#### INSTRUCTIONS FOR THE TASK
Comb through the entries for "types" and pull out each line that holds it.
- - - - - - -
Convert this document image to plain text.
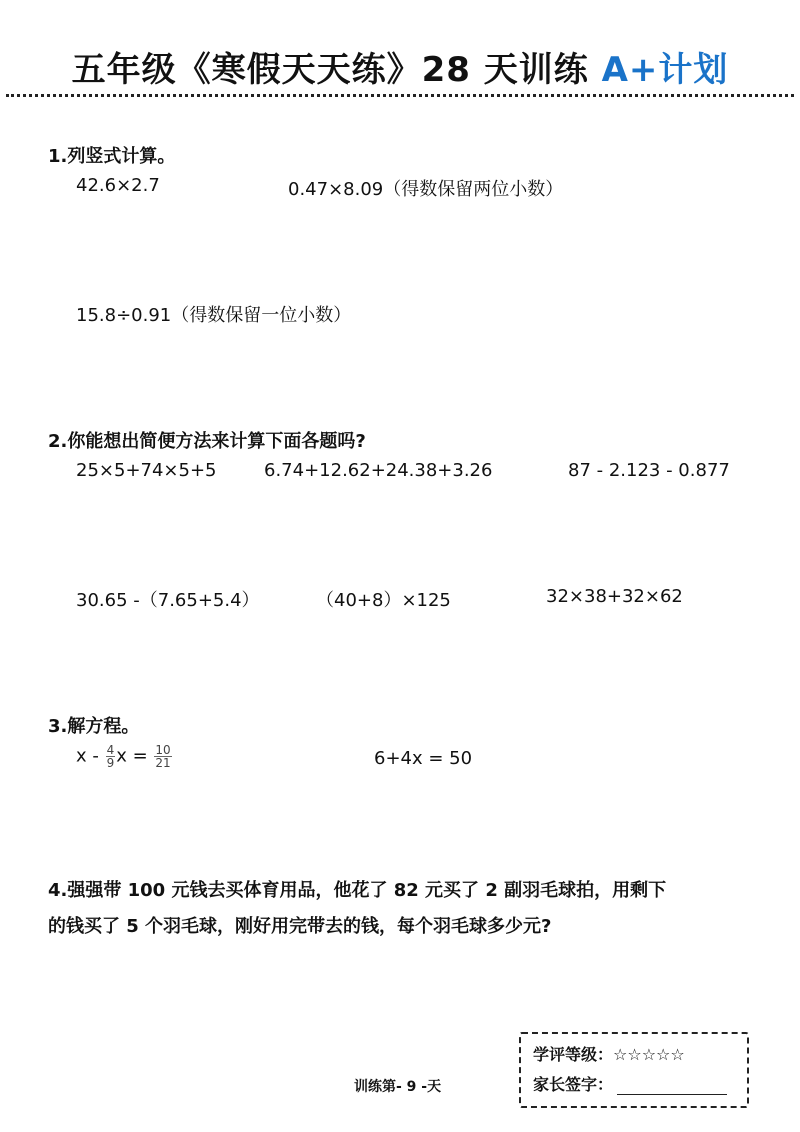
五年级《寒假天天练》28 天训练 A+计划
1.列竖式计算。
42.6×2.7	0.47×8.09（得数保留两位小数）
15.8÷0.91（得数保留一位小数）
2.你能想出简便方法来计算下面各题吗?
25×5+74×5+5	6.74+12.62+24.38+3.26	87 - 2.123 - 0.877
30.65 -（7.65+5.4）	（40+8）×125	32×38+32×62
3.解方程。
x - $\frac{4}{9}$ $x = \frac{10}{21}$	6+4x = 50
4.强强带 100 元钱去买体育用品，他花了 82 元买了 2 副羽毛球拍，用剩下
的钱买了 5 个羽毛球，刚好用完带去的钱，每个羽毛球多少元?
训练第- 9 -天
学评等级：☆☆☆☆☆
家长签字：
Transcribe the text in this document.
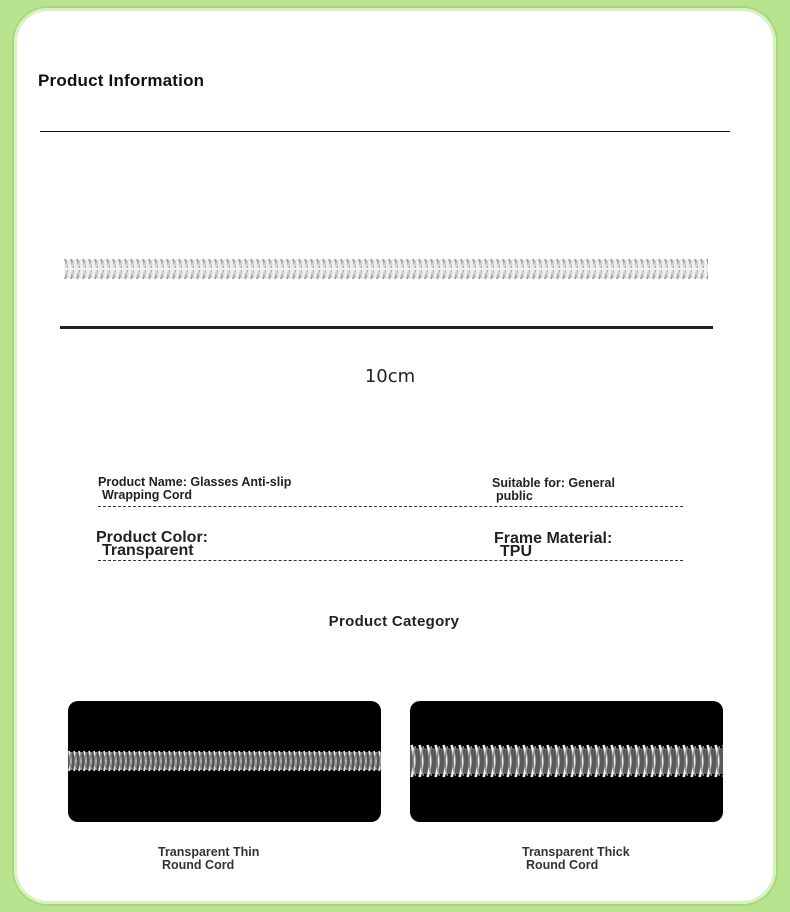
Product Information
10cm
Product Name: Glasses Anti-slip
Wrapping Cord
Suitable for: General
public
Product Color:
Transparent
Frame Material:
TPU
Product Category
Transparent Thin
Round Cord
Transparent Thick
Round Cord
- - - - - - -
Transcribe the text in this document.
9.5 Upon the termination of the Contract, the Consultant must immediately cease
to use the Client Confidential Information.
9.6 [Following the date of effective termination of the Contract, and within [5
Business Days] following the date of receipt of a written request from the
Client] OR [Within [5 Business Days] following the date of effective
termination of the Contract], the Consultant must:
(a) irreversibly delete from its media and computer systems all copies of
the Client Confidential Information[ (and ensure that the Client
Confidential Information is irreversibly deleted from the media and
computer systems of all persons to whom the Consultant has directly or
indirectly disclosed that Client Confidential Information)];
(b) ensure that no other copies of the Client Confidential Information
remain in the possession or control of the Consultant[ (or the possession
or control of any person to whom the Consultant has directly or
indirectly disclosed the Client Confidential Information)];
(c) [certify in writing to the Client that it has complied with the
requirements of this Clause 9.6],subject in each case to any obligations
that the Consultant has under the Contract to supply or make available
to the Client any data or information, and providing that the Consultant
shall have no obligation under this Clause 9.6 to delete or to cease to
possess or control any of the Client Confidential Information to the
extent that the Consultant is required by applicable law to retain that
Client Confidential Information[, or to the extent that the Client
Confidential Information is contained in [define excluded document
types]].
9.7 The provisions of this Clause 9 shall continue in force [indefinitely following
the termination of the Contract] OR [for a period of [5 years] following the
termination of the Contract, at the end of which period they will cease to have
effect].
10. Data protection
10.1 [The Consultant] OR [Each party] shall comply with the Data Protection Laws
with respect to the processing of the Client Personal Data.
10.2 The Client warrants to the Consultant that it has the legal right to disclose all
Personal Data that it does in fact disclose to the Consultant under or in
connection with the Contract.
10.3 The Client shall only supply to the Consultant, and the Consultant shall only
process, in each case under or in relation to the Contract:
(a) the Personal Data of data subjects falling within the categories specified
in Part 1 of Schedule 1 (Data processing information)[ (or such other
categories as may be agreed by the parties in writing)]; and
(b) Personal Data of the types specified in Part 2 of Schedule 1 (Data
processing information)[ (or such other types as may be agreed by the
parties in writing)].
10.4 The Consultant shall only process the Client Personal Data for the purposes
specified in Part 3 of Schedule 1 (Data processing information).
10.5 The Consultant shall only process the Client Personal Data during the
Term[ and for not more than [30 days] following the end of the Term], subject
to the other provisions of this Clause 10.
- - - - - - -
#### EXERCISE ANSWER
types]].
(b) Personal Data of the types specified in Part 2 of Schedule 1 (Data
processing information)[ (or such other types as may be agreed by the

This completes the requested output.